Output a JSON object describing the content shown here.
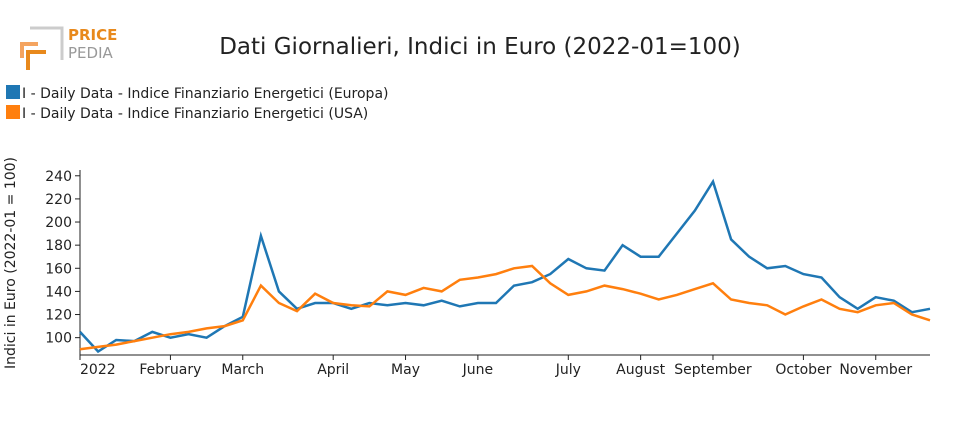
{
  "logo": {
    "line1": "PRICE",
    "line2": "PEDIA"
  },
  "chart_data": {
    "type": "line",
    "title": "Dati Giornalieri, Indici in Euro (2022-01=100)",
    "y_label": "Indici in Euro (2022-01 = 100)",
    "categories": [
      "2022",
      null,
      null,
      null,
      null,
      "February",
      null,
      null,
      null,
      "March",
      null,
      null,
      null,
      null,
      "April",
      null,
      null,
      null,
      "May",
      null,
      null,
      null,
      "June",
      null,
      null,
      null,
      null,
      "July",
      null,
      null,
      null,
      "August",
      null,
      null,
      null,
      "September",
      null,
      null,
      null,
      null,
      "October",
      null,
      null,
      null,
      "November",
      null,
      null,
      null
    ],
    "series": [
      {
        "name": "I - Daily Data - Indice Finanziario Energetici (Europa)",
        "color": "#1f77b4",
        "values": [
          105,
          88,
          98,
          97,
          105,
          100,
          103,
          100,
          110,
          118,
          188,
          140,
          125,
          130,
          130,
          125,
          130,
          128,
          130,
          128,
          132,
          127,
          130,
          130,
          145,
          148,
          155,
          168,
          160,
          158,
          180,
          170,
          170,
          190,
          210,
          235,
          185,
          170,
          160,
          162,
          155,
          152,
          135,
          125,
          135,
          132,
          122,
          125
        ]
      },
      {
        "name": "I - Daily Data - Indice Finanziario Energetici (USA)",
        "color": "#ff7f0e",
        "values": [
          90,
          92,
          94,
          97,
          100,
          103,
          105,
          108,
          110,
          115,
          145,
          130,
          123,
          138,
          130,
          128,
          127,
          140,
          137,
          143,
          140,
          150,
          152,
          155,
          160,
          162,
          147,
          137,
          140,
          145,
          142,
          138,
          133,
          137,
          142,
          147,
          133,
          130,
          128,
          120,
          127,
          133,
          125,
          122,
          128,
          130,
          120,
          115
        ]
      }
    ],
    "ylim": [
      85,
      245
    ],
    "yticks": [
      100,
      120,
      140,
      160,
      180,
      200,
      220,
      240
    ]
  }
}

________________________

GIVEN INSTRUCTION » Show every line from the entries above in which the word "Indici" appears.

WRITTEN RESPONSE »
    "title": "Dati Giornalieri, Indici in Euro (2022-01=100)",
    "y_label": "Indici in Euro (2022-01 = 100)",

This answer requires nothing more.